BEGIN MATERIAL PROVIDED

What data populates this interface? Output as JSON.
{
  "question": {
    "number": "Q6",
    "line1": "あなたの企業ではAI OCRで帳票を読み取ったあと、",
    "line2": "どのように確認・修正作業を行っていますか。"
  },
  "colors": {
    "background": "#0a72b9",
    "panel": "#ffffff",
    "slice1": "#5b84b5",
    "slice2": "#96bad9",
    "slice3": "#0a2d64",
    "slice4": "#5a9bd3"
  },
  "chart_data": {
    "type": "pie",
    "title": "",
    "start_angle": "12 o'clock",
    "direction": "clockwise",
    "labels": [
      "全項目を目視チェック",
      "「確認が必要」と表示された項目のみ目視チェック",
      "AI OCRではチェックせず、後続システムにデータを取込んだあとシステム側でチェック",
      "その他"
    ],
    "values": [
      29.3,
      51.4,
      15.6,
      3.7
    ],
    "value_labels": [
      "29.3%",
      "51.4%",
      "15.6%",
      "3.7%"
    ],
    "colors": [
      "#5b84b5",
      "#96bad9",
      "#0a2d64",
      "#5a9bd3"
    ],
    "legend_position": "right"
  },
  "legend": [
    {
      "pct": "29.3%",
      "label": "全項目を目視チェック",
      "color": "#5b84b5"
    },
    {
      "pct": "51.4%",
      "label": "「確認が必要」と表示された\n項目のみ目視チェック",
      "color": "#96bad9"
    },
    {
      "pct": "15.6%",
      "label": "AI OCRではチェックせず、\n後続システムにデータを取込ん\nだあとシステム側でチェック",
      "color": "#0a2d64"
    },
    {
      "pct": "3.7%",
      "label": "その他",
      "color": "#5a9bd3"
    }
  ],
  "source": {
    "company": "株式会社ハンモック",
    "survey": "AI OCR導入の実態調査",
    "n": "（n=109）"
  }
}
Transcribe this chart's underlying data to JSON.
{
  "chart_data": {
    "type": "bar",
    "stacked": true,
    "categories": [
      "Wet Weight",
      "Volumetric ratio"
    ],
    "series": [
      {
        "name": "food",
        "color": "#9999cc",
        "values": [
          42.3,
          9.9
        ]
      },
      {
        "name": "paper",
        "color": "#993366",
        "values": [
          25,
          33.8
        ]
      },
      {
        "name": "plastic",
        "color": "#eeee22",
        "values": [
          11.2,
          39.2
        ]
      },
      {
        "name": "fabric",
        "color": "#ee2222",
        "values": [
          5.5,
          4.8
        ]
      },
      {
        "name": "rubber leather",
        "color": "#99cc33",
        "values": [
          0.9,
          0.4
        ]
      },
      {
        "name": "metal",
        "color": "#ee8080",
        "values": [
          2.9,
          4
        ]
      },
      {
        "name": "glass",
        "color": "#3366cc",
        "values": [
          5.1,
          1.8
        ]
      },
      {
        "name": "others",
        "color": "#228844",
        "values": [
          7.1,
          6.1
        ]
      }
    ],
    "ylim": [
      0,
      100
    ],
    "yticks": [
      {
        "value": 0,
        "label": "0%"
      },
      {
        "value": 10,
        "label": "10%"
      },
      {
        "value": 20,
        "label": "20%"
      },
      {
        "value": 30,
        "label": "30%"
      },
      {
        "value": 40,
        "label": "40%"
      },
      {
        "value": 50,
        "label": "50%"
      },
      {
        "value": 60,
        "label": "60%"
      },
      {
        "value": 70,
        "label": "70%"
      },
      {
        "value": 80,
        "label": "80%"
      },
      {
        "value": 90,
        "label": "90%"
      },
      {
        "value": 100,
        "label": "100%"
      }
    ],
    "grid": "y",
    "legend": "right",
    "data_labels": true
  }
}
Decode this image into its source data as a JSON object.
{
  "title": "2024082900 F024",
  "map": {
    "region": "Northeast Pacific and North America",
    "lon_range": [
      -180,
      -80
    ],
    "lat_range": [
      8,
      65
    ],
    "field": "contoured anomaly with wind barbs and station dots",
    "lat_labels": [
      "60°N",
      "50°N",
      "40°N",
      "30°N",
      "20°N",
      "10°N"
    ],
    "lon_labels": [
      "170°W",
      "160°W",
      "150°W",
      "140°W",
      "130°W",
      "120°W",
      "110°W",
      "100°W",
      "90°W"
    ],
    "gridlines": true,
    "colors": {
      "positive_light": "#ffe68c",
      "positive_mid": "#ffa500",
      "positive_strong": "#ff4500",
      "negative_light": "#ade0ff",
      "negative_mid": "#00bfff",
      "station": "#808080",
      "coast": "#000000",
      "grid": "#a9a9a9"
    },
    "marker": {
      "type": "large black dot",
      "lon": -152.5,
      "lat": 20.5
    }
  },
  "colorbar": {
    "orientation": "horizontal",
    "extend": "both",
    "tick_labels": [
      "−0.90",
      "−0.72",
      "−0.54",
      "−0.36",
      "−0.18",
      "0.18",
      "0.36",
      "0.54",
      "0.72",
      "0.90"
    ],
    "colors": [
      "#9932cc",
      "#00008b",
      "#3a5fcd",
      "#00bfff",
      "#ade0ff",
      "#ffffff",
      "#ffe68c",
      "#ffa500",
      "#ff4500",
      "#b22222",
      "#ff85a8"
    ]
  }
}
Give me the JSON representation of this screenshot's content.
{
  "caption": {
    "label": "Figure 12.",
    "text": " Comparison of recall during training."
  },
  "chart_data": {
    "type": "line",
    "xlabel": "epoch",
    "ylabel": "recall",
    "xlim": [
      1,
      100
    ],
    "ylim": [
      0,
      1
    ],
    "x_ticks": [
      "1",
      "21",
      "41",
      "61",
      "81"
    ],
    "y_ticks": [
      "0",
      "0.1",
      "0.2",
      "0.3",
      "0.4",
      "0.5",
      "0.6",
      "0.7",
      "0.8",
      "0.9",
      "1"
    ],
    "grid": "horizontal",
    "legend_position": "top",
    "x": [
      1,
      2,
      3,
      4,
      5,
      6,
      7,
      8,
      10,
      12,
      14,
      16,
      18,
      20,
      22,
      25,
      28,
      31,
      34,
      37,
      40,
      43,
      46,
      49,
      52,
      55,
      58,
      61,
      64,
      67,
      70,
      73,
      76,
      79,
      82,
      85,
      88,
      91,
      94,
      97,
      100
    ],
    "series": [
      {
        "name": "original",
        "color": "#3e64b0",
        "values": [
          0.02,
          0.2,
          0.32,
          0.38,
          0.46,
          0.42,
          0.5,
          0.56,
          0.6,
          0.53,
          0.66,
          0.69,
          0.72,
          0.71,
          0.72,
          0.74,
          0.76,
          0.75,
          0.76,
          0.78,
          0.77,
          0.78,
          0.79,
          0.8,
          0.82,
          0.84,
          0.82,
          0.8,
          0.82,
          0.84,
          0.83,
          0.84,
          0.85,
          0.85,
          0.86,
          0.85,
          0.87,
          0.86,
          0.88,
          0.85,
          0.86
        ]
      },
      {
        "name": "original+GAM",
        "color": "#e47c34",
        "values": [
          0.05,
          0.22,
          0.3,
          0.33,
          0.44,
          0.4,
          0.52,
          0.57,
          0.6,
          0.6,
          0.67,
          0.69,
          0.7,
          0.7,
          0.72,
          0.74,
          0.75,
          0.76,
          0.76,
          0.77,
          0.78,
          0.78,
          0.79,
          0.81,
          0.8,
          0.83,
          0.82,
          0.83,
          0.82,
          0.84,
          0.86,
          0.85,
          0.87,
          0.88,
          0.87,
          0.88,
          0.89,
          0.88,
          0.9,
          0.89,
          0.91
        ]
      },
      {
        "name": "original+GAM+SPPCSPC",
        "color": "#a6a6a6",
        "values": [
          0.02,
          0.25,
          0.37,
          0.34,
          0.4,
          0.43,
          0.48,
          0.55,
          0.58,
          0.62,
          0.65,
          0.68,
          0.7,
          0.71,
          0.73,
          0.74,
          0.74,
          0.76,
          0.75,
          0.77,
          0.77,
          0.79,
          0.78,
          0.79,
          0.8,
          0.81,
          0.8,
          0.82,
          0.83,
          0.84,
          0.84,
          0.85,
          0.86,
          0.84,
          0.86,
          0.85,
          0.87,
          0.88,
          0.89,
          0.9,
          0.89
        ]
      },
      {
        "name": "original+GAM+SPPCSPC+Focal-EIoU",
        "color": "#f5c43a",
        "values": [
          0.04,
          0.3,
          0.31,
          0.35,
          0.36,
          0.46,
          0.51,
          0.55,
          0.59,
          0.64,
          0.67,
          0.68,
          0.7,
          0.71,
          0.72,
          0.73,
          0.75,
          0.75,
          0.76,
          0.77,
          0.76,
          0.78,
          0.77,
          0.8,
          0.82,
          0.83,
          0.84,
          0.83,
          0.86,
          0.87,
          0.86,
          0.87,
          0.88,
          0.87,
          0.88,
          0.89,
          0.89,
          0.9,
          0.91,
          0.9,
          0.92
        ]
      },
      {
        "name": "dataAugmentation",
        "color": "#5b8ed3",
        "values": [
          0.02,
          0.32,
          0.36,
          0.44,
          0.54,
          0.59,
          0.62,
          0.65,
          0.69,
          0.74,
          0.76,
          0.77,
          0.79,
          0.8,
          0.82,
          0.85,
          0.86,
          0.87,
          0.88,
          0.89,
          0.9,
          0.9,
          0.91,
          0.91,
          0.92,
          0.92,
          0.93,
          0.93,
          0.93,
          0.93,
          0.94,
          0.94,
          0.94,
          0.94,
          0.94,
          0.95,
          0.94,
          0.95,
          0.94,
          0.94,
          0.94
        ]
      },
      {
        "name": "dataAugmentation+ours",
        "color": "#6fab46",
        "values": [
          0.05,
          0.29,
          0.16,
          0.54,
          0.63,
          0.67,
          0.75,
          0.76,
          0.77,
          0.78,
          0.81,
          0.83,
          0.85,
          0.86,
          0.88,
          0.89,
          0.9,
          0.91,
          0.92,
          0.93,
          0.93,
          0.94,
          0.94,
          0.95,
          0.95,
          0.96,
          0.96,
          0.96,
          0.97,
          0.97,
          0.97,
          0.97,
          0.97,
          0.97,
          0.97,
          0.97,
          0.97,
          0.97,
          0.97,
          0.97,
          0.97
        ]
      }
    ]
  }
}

END MATERIAL PROVIDED

WORK REQUIRED:
Reproduce each line from the records that contains the word "horizontal".

SOLUTION TO THE PROBLEM:
    "orientation": "horizontal",
    "grid": "horizontal",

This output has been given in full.